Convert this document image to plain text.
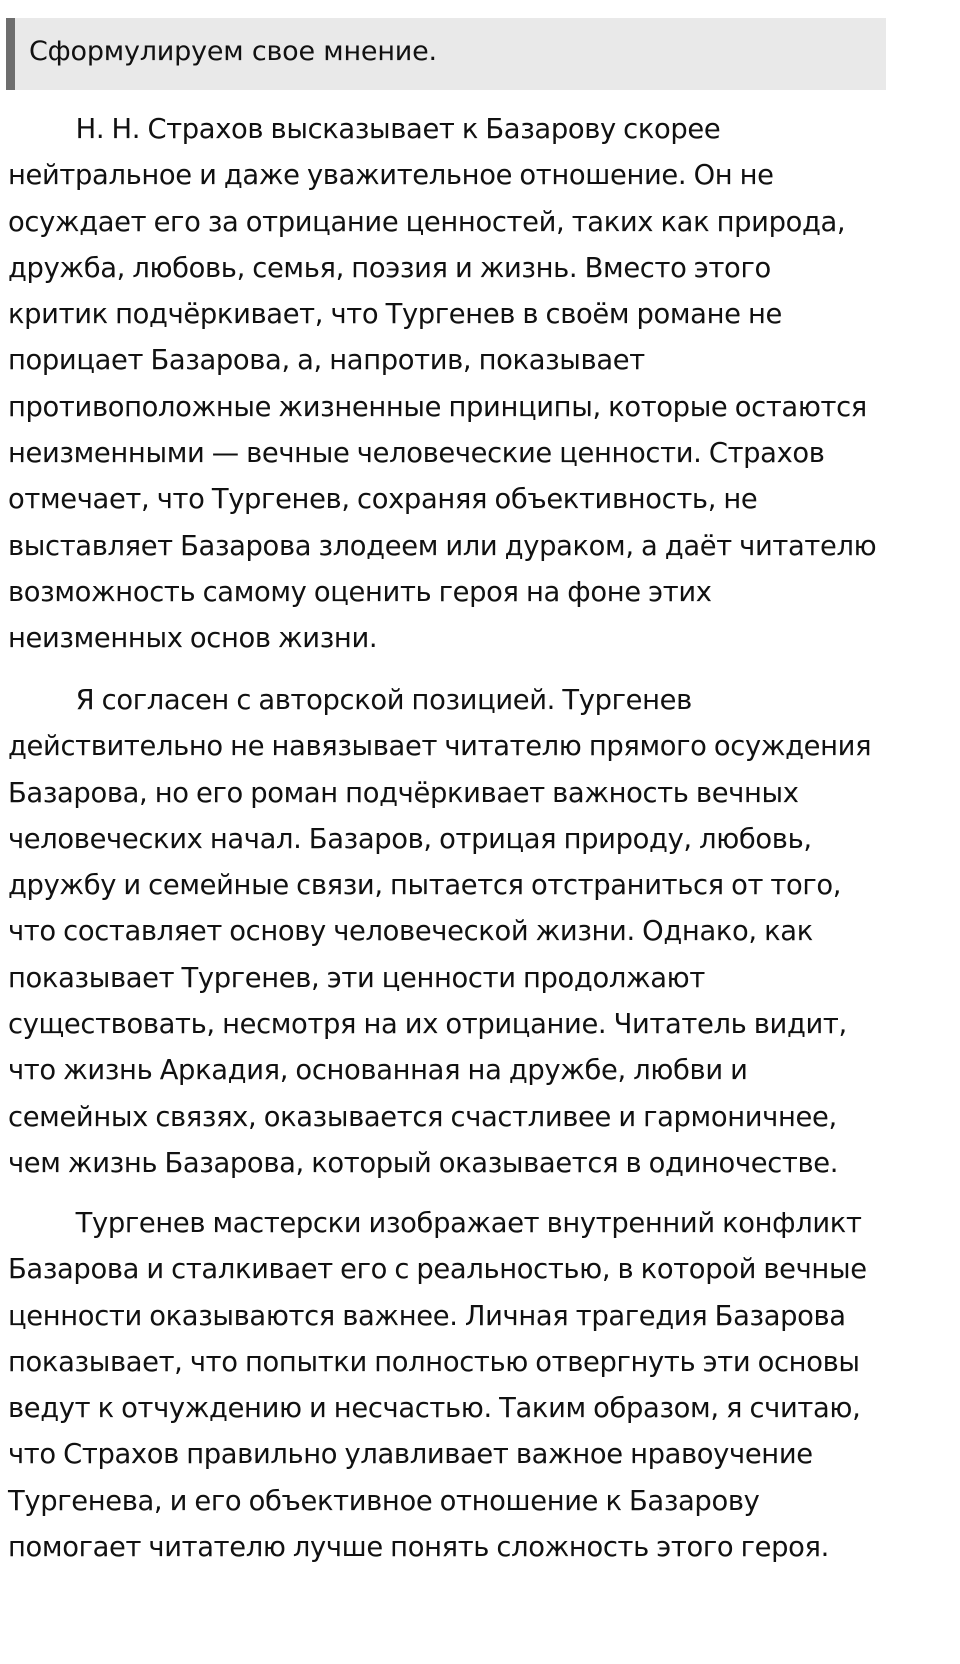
Сформулируем свое мнение.
Н. Н. Страхов высказывает к Базарову скорее
нейтральное и даже уважительное отношение. Он не
осуждает его за отрицание ценностей, таких как природа,
дружба, любовь, семья, поэзия и жизнь. Вместо этого
критик подчёркивает, что Тургенев в своём романе не
порицает Базарова, а, напротив, показывает
противоположные жизненные принципы, которые остаются
неизменными — вечные человеческие ценности. Страхов
отмечает, что Тургенев, сохраняя объективность, не
выставляет Базарова злодеем или дураком, а даёт читателю
возможность самому оценить героя на фоне этих
неизменных основ жизни.
Я согласен с авторской позицией. Тургенев
действительно не навязывает читателю прямого осуждения
Базарова, но его роман подчёркивает важность вечных
человеческих начал. Базаров, отрицая природу, любовь,
дружбу и семейные связи, пытается отстраниться от того,
что составляет основу человеческой жизни. Однако, как
показывает Тургенев, эти ценности продолжают
существовать, несмотря на их отрицание. Читатель видит,
что жизнь Аркадия, основанная на дружбе, любви и
семейных связях, оказывается счастливее и гармоничнее,
чем жизнь Базарова, который оказывается в одиночестве.
Тургенев мастерски изображает внутренний конфликт
Базарова и сталкивает его с реальностью, в которой вечные
ценности оказываются важнее. Личная трагедия Базарова
показывает, что попытки полностью отвергнуть эти основы
ведут к отчуждению и несчастью. Таким образом, я считаю,
что Страхов правильно улавливает важное нравоучение
Тургенева, и его объективное отношение к Базарову
помогает читателю лучше понять сложность этого героя.
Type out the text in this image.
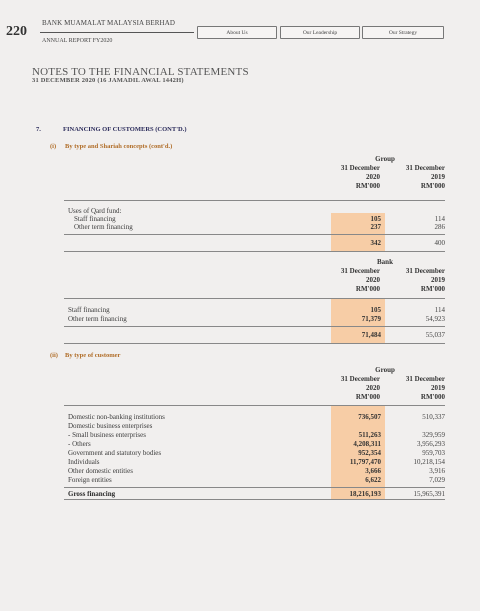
220
BANK MUAMALAT MALAYSIA BERHAD
ANNUAL REPORT FY2020
About Us	Our Leadership	Our Strategy
NOTES TO THE FINANCIAL STATEMENTS
31 DECEMBER 2020 (16 JAMADIL AWAL 1442H)
7.	FINANCING OF CUSTOMERS (CONT'D.)
(i) By type and Shariah concepts (cont'd.)
Group
31 December
2020
RM'000
31 December
2019
RM'000
Uses of Qard fund:
Staff financing	105	114
Other term financing	237	286
342	400
Bank
31 December
2020
RM'000
31 December
2019
RM'000
Staff financing	105	114
Other term financing	71,379	54,923
71,484	55,037
(ii) By type of customer
Group
31 December
2020
RM'000
31 December
2019
RM'000
Domestic non-banking institutions	736,507	510,337
Domestic business enterprises
- Small business enterprises	511,263	329,959
- Others	4,208,311	3,956,293
Government and statutory bodies	952,354	959,703
Individuals	11,797,470	10,218,154
Other domestic entities	3,666	3,916
Foreign entities	6,622	7,029
Gross financing	18,216,193	15,965,391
----------------------------------------
= What the exercise asks =
Select every line above that contains the word "отношение", and copy it.

= Correct output =
нейтральное и даже уважительное отношение. Он не
Тургенева, и его объективное отношение к Базарову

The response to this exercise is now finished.